- PROBLEM DETAILS:
Copy out each line of the data holding "title".

——————

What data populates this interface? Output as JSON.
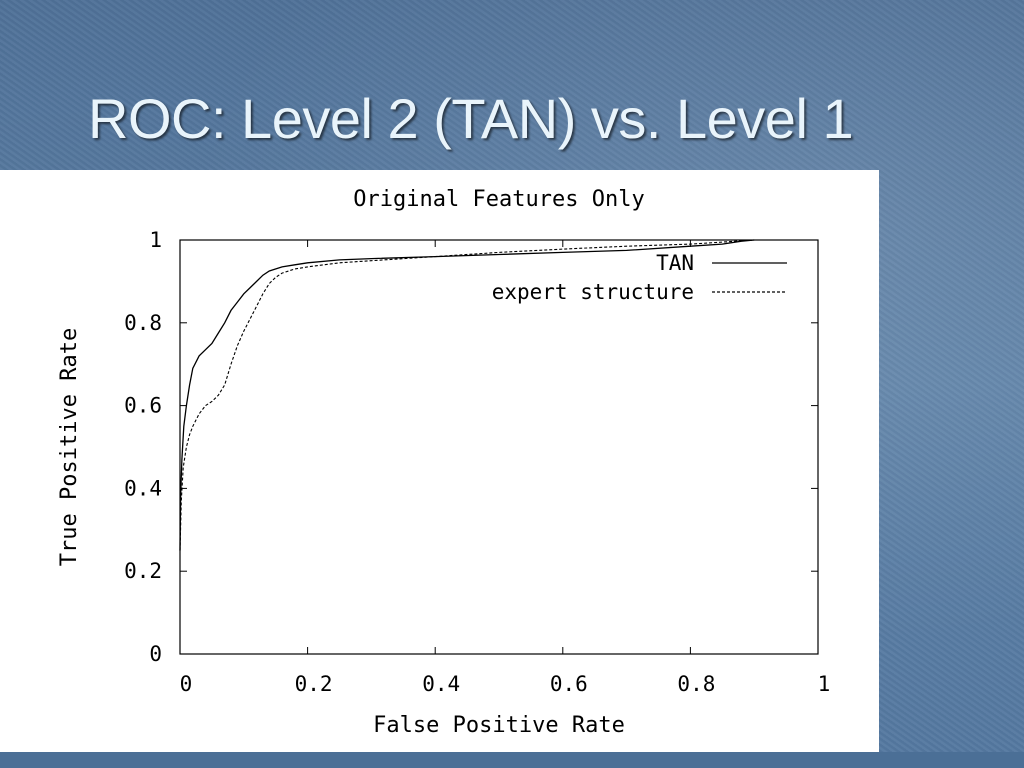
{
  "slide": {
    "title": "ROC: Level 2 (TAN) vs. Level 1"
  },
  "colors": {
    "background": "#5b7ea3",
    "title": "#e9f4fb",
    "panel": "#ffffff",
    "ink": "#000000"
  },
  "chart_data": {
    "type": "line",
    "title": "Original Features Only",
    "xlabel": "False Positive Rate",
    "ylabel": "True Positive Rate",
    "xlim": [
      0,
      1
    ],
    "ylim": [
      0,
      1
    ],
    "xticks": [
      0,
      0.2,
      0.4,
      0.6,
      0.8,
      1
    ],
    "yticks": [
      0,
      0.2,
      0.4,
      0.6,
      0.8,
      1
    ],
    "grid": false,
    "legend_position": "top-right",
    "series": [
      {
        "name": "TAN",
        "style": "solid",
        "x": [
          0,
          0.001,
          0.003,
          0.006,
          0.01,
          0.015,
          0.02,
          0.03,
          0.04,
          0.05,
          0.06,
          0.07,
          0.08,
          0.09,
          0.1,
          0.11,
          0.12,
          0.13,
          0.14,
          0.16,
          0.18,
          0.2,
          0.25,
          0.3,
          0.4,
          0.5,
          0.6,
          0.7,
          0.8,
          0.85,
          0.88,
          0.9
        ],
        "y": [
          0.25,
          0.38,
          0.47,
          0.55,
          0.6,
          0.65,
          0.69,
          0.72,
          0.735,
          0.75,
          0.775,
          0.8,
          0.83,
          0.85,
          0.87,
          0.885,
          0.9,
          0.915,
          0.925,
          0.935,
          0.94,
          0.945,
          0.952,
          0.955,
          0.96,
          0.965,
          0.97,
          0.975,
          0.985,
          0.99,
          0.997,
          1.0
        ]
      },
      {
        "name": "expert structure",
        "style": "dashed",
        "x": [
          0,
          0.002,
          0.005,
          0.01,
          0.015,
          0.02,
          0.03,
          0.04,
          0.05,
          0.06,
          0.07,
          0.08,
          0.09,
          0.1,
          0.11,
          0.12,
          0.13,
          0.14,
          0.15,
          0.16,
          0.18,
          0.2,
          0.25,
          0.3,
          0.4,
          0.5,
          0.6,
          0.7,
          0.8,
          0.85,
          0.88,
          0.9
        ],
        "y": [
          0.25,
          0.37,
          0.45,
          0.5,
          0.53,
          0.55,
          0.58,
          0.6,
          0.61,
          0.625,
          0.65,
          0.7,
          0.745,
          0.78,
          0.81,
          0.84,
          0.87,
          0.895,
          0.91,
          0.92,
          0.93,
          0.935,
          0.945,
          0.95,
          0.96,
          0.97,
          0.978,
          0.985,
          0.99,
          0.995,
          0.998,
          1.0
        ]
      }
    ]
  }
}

——————

- COMPLETED TASK:
    "title": "ROC: Level 2 (TAN) vs. Level 1"
    "title": "#e9f4fb",
    "title": "Original Features Only",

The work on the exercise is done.